=== Instructions for the task ===
Give every line back verbatim, dropping all images.

[Start Data entries]

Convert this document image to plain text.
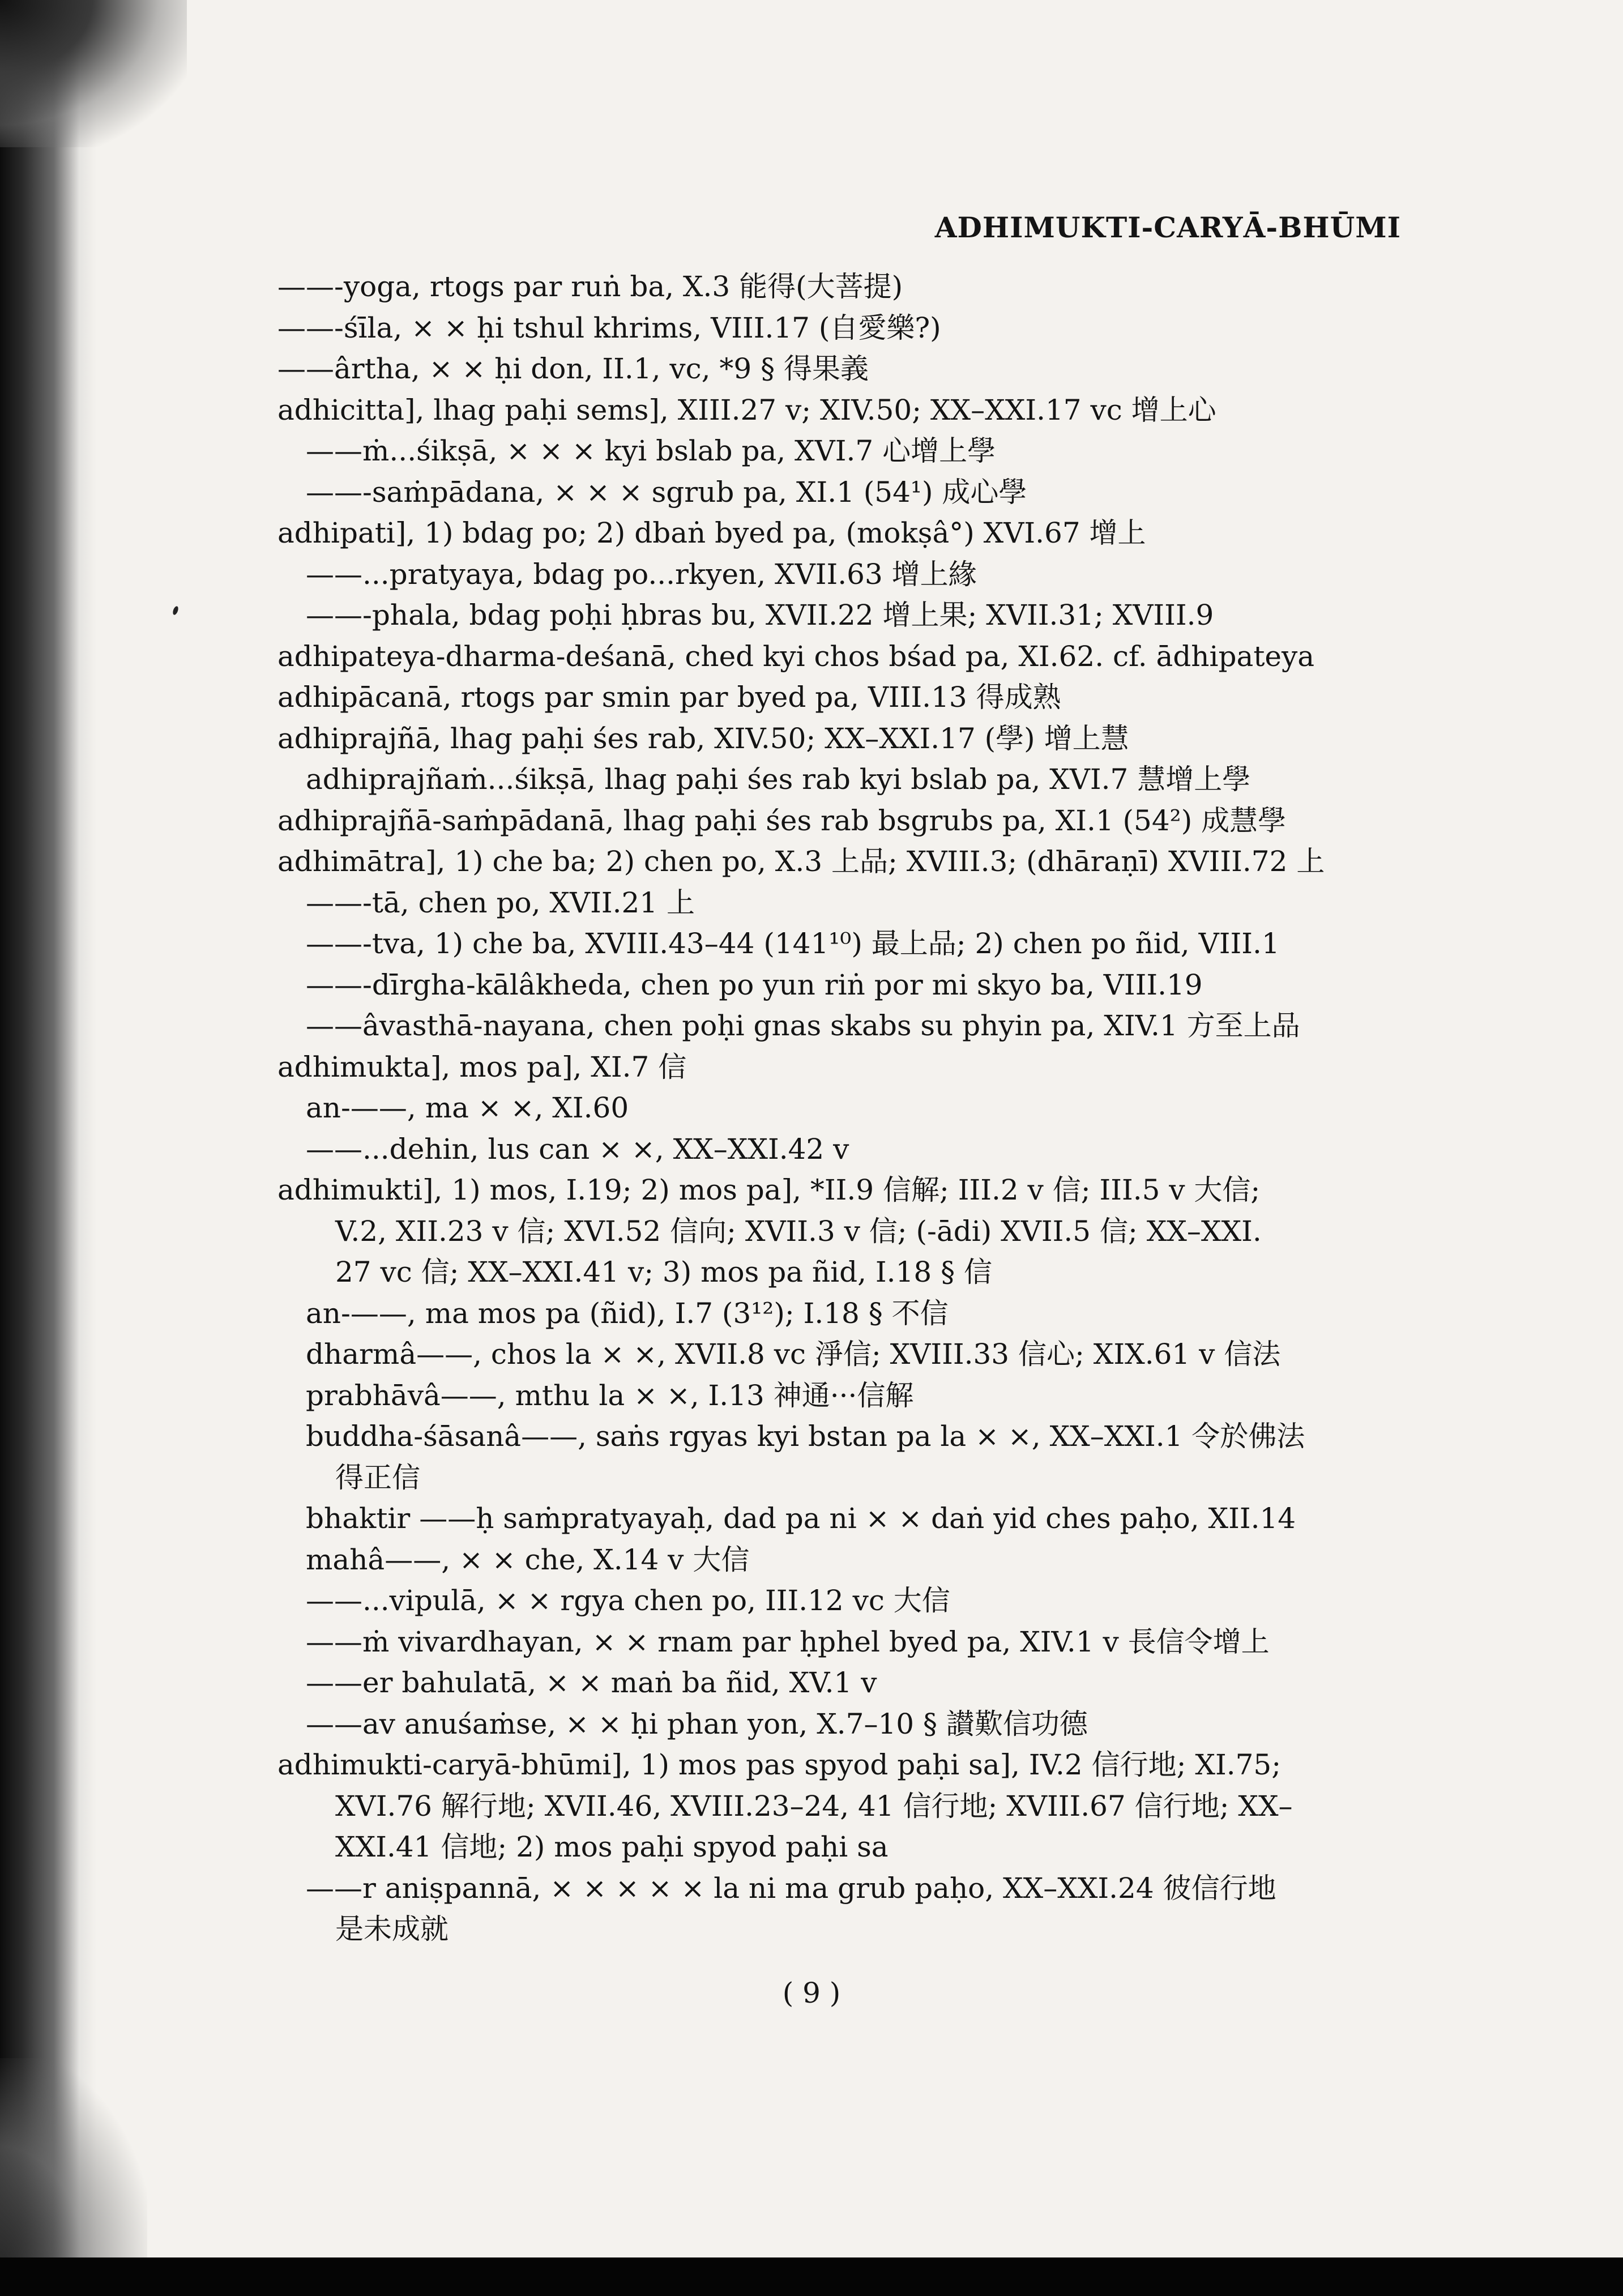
ADHIMUKTI-CARYĀ-BHŪMI
——-yoga, rtogs par ruṅ ba, X.3 能得(大菩提)
——-śīla, × × ḥi tshul khrims, VIII.17 (自愛樂?)
——ârtha, × × ḥi don, II.1, vc, *9 § 得果義
adhicitta], lhag paḥi sems], XIII.27 v; XIV.50; XX–XXI.17 vc 增上心
——ṁ...śikṣā, × × × kyi bslab pa, XVI.7 心增上學
——-saṁpādana, × × × sgrub pa, XI.1 (54¹) 成心學
adhipati], 1) bdag po; 2) dbaṅ byed pa, (mokṣâ°) XVI.67 增上
——...pratyaya, bdag po...rkyen, XVII.63 增上緣
——-phala, bdag poḥi ḥbras bu, XVII.22 增上果; XVII.31; XVIII.9
adhipateya-dharma-deśanā, ched kyi chos bśad pa, XI.62. cf. ādhipateya
adhipācanā, rtogs par smin par byed pa, VIII.13 得成熟
adhiprajñā, lhag paḥi śes rab, XIV.50; XX–XXI.17 (學) 增上慧
adhiprajñaṁ...śikṣā, lhag paḥi śes rab kyi bslab pa, XVI.7 慧增上學
adhiprajñā-saṁpādanā, lhag paḥi śes rab bsgrubs pa, XI.1 (54²) 成慧學
adhimātra], 1) che ba; 2) chen po, X.3 上品; XVIII.3; (dhāraṇī) XVIII.72 上
——-tā, chen po, XVII.21 上
——-tva, 1) che ba, XVIII.43–44 (141¹⁰) 最上品; 2) chen po ñid, VIII.1
——-dīrgha-kālâkheda, chen po yun riṅ por mi skyo ba, VIII.19
——âvasthā-nayana, chen poḥi gnas skabs su phyin pa, XIV.1 方至上品
adhimukta], mos pa], XI.7 信
an-——, ma × ×, XI.60
——...dehin, lus can × ×, XX–XXI.42 v
adhimukti], 1) mos, I.19; 2) mos pa], *II.9 信解; III.2 v 信; III.5 v 大信;
V.2, XII.23 v 信; XVI.52 信向; XVII.3 v 信; (-ādi) XVII.5 信; XX–XXI.
27 vc 信; XX–XXI.41 v; 3) mos pa ñid, I.18 § 信
an-——, ma mos pa (ñid), I.7 (3¹²); I.18 § 不信
dharmâ——, chos la × ×, XVII.8 vc 淨信; XVIII.33 信心; XIX.61 v 信法
prabhāvâ——, mthu la × ×, I.13 神通···信解
buddha-śāsanâ——, saṅs rgyas kyi bstan pa la × ×, XX–XXI.1 令於佛法
得正信
bhaktir ——ḥ saṁpratyayaḥ, dad pa ni × × daṅ yid ches paḥo, XII.14
mahâ——, × × che, X.14 v 大信
——...vipulā, × × rgya chen po, III.12 vc 大信
——ṁ vivardhayan, × × rnam par ḥphel byed pa, XIV.1 v 長信令增上
——er bahulatā, × × maṅ ba ñid, XV.1 v
——av anuśaṁse, × × ḥi phan yon, X.7–10 § 讃歎信功德
adhimukti-caryā-bhūmi], 1) mos pas spyod paḥi sa], IV.2 信行地; XI.75;
XVI.76 解行地; XVII.46, XVIII.23–24, 41 信行地; XVIII.67 信行地; XX–
XXI.41 信地; 2) mos paḥi spyod paḥi sa
——r aniṣpannā, × × × × × la ni ma grub paḥo, XX–XXI.24 彼信行地
是未成就
( 9 )
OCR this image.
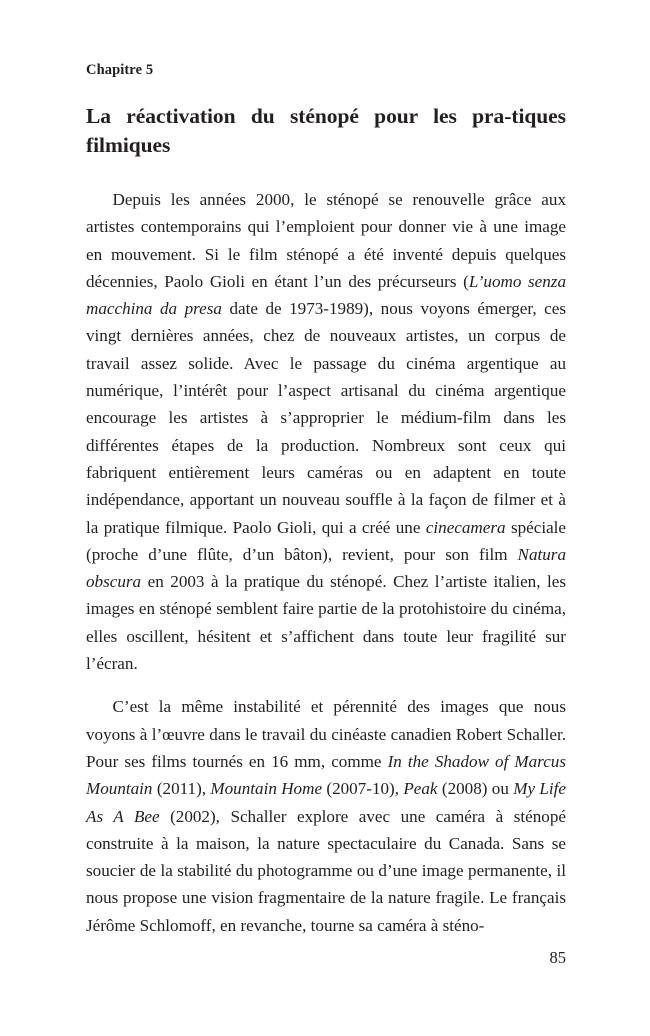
Chapitre 5
La réactivation du sténopé pour les pra-tiques filmiques

Depuis les années 2000, le sténopé se renouvelle grâce aux artistes contemporains qui l’emploient pour donner vie à une image en mouvement. Si le film sténopé a été inventé depuis quelques décennies, Paolo Gioli en étant l’un des précurseurs (L’uomo senza macchina da presa date de 1973-1989), nous voyons émerger, ces vingt dernières années, chez de nouveaux artistes, un corpus de travail assez solide. Avec le passage du cinéma argentique au numérique, l’intérêt pour l’aspect artisanal du cinéma argentique encourage les artistes à s’approprier le médium-film dans les différentes étapes de la production. Nombreux sont ceux qui fabriquent entièrement leurs caméras ou en adaptent en toute indépendance, apportant un nouveau souffle à la façon de filmer et à la pratique filmique. Paolo Gioli, qui a créé une cinecamera spéciale (proche d’une flûte, d’un bâton), revient, pour son film Natura obscura en 2003 à la pratique du sténopé. Chez l’artiste italien, les images en sténopé semblent faire partie de la protohistoire du cinéma, elles oscillent, hésitent et s’affichent dans toute leur fragilité sur l’écran.

C’est la même instabilité et pérennité des images que nous voyons à l’œuvre dans le travail du cinéaste canadien Robert Schaller. Pour ses films tournés en 16 mm, comme In the Shadow of Marcus Mountain (2011), Mountain Home (2007-10), Peak (2008) ou My Life As A Bee (2002), Schaller explore avec une caméra à sténopé construite à la maison, la nature spectaculaire du Canada. Sans se soucier de la stabilité du photogramme ou d’une image permanente, il nous propose une vision fragmentaire de la nature fragile. Le français Jérôme Schlomoff, en revanche, tourne sa caméra à sténo-

85
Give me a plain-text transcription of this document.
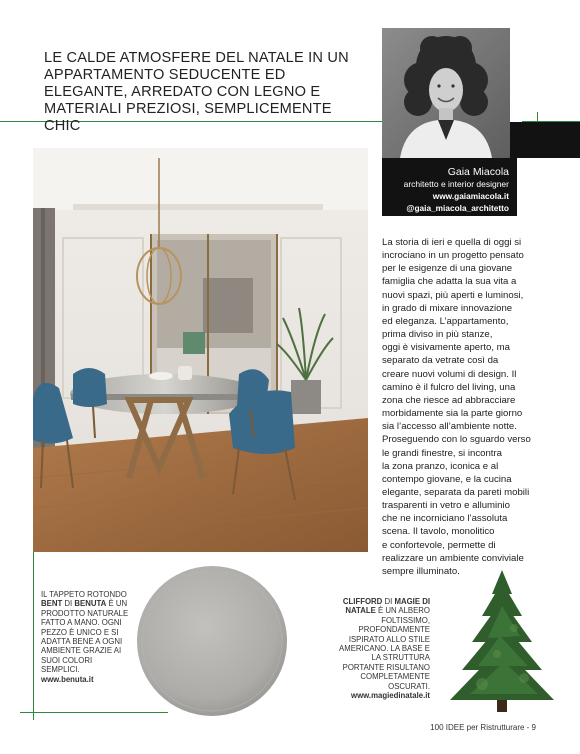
LE CALDE ATMOSFERE DEL NATALE IN UN APPARTAMENTO SEDUCENTE ED ELEGANTE, ARREDATO CON LEGNO E MATERIALI PREZIOSI, SEMPLICEMENTE CHIC
Gaia Miacola
architetto e interior designer
www.gaiamiacola.it
@gaia_miacola_architetto
La storia di ieri e quella di oggi si
incrociano in un progetto pensato
per le esigenze di una giovane
famiglia che adatta la sua vita a
nuovi spazi, più aperti e luminosi,
in grado di mixare innovazione
ed eleganza. L’appartamento,
prima diviso in più stanze,
oggi è visivamente aperto, ma
separato da vetrate così da
creare nuovi volumi di design. Il
camino è il fulcro del living, una
zona che riesce ad abbracciare
morbidamente sia la parte giorno
sia l’accesso all’ambiente notte.
Proseguendo con lo sguardo verso
le grandi finestre, si incontra
la zona pranzo, iconica e al
contempo giovane, e la cucina
elegante, separata da pareti mobili
trasparenti in vetro e alluminio
che ne incorniciano l’assoluta
scena. Il tavolo, monolitico
e confortevole, permette di
realizzare un ambiente conviviale
sempre illuminato.
IL TAPPETO ROTONDO BENT DI BENUTA È UN PRODOTTO NATURALE FATTO A MANO. OGNI PEZZO È UNICO E SI ADATTA BENE A OGNI AMBIENTE GRAZIE AI SUOI COLORI SEMPLICI.
www.benuta.it
CLIFFORD DI MAGIE DI NATALE È UN ALBERO FOLTISSIMO, PROFONDAMENTE ISPIRATO ALLO STILE AMERICANO. LA BASE E LA STRUTTURA PORTANTE RISULTANO COMPLETAMENTE OSCURATI.
www.magiedinatale.it
100 IDEE per Ristrutturare - 9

[End Data entries]

=== Result for this exercise ===
Convert this document image to plain text.
ADHIMUKTI-CARYĀ-BHŪMI
——-yoga, rtogs par ruṅ ba, X.3 能得(大菩提)
——-śīla, × × ḥi tshul khrims, VIII.17 (自愛樂?)
——ârtha, × × ḥi don, II.1, vc, *9 § 得果義
adhicitta], lhag paḥi sems], XIII.27 v; XIV.50; XX–XXI.17 vc 增上心
——ṁ...śikṣā, × × × kyi bslab pa, XVI.7 心增上學
——-saṁpādana, × × × sgrub pa, XI.1 (54¹) 成心學
adhipati], 1) bdag po; 2) dbaṅ byed pa, (mokṣâ°) XVI.67 增上
——...pratyaya, bdag po...rkyen, XVII.63 增上緣
——-phala, bdag poḥi ḥbras bu, XVII.22 增上果; XVII.31; XVIII.9
adhipateya-dharma-deśanā, ched kyi chos bśad pa, XI.62. cf. ādhipateya
adhipācanā, rtogs par smin par byed pa, VIII.13 得成熟
adhiprajñā, lhag paḥi śes rab, XIV.50; XX–XXI.17 (學) 增上慧
adhiprajñaṁ...śikṣā, lhag paḥi śes rab kyi bslab pa, XVI.7 慧增上學
adhiprajñā-saṁpādanā, lhag paḥi śes rab bsgrubs pa, XI.1 (54²) 成慧學
adhimātra], 1) che ba; 2) chen po, X.3 上品; XVIII.3; (dhāraṇī) XVIII.72 上
——-tā, chen po, XVII.21 上
——-tva, 1) che ba, XVIII.43–44 (141¹⁰) 最上品; 2) chen po ñid, VIII.1
——-dīrgha-kālâkheda, chen po yun riṅ por mi skyo ba, VIII.19
——âvasthā-nayana, chen poḥi gnas skabs su phyin pa, XIV.1 方至上品
adhimukta], mos pa], XI.7 信
an-——, ma × ×, XI.60
——...dehin, lus can × ×, XX–XXI.42 v
adhimukti], 1) mos, I.19; 2) mos pa], *II.9 信解; III.2 v 信; III.5 v 大信;
V.2, XII.23 v 信; XVI.52 信向; XVII.3 v 信; (-ādi) XVII.5 信; XX–XXI.
27 vc 信; XX–XXI.41 v; 3) mos pa ñid, I.18 § 信
an-——, ma mos pa (ñid), I.7 (3¹²); I.18 § 不信
dharmâ——, chos la × ×, XVII.8 vc 淨信; XVIII.33 信心; XIX.61 v 信法
prabhāvâ——, mthu la × ×, I.13 神通···信解
buddha-śāsanâ——, saṅs rgyas kyi bstan pa la × ×, XX–XXI.1 令於佛法
得正信
bhaktir ——ḥ saṁpratyayaḥ, dad pa ni × × daṅ yid ches paḥo, XII.14
mahâ——, × × che, X.14 v 大信
——...vipulā, × × rgya chen po, III.12 vc 大信
——ṁ vivardhayan, × × rnam par ḥphel byed pa, XIV.1 v 長信令增上
——er bahulatā, × × maṅ ba ñid, XV.1 v
——av anuśaṁse, × × ḥi phan yon, X.7–10 § 讃歎信功德
adhimukti-caryā-bhūmi], 1) mos pas spyod paḥi sa], IV.2 信行地; XI.75;
XVI.76 解行地; XVII.46, XVIII.23–24, 41 信行地; XVIII.67 信行地; XX–
XXI.41 信地; 2) mos paḥi spyod paḥi sa
——r aniṣpannā, × × × × × la ni ma grub paḥo, XX–XXI.24 彼信行地
是未成就
( 9 )
OCR this image.
Chapitre 5
La réactivation du sténopé pour les pra-tiques filmiques

Depuis les années 2000, le sténopé se renouvelle grâce aux artistes contemporains qui l’emploient pour donner vie à une image en mouvement. Si le film sténopé a été inventé depuis quelques décennies, Paolo Gioli en étant l’un des précurseurs (L’uomo senza macchina da presa date de 1973-1989), nous voyons émerger, ces vingt dernières années, chez de nouveaux artistes, un corpus de travail assez solide. Avec le passage du cinéma argentique au numérique, l’intérêt pour l’aspect artisanal du cinéma argentique encourage les artistes à s’approprier le médium-film dans les différentes étapes de la production. Nombreux sont ceux qui fabriquent entièrement leurs caméras ou en adaptent en toute indépendance, apportant un nouveau souffle à la façon de filmer et à la pratique filmique. Paolo Gioli, qui a créé une cinecamera spéciale (proche d’une flûte, d’un bâton), revient, pour son film Natura obscura en 2003 à la pratique du sténopé. Chez l’artiste italien, les images en sténopé semblent faire partie de la protohistoire du cinéma, elles oscillent, hésitent et s’affichent dans toute leur fragilité sur l’écran.

C’est la même instabilité et pérennité des images que nous voyons à l’œuvre dans le travail du cinéaste canadien Robert Schaller. Pour ses films tournés en 16 mm, comme In the Shadow of Marcus Mountain (2011), Mountain Home (2007-10), Peak (2008) ou My Life As A Bee (2002), Schaller explore avec une caméra à sténopé construite à la maison, la nature spectaculaire du Canada. Sans se soucier de la stabilité du photogramme ou d’une image permanente, il nous propose une vision fragmentaire de la nature fragile. Le français Jérôme Schlomoff, en revanche, tourne sa caméra à sténo-

85
Give me a plain-text transcription of this document.
LE CALDE ATMOSFERE DEL NATALE IN UN APPARTAMENTO SEDUCENTE ED ELEGANTE, ARREDATO CON LEGNO E MATERIALI PREZIOSI, SEMPLICEMENTE CHIC
Gaia Miacola
architetto e interior designer
www.gaiamiacola.it
@gaia_miacola_architetto
La storia di ieri e quella di oggi si
incrociano in un progetto pensato
per le esigenze di una giovane
famiglia che adatta la sua vita a
nuovi spazi, più aperti e luminosi,
in grado di mixare innovazione
ed eleganza. L’appartamento,
prima diviso in più stanze,
oggi è visivamente aperto, ma
separato da vetrate così da
creare nuovi volumi di design. Il
camino è il fulcro del living, una
zona che riesce ad abbracciare
morbidamente sia la parte giorno
sia l’accesso all’ambiente notte.
Proseguendo con lo sguardo verso
le grandi finestre, si incontra
la zona pranzo, iconica e al
contempo giovane, e la cucina
elegante, separata da pareti mobili
trasparenti in vetro e alluminio
che ne incorniciano l’assoluta
scena. Il tavolo, monolitico
e confortevole, permette di
realizzare un ambiente conviviale
sempre illuminato.
IL TAPPETO ROTONDO BENT DI BENUTA È UN PRODOTTO NATURALE FATTO A MANO. OGNI PEZZO È UNICO E SI ADATTA BENE A OGNI AMBIENTE GRAZIE AI SUOI COLORI SEMPLICI.
www.benuta.it
CLIFFORD DI MAGIE DI NATALE È UN ALBERO FOLTISSIMO, PROFONDAMENTE ISPIRATO ALLO STILE AMERICANO. LA BASE E LA STRUTTURA PORTANTE RISULTANO COMPLETAMENTE OSCURATI.
www.magiedinatale.it
100 IDEE per Ristrutturare - 9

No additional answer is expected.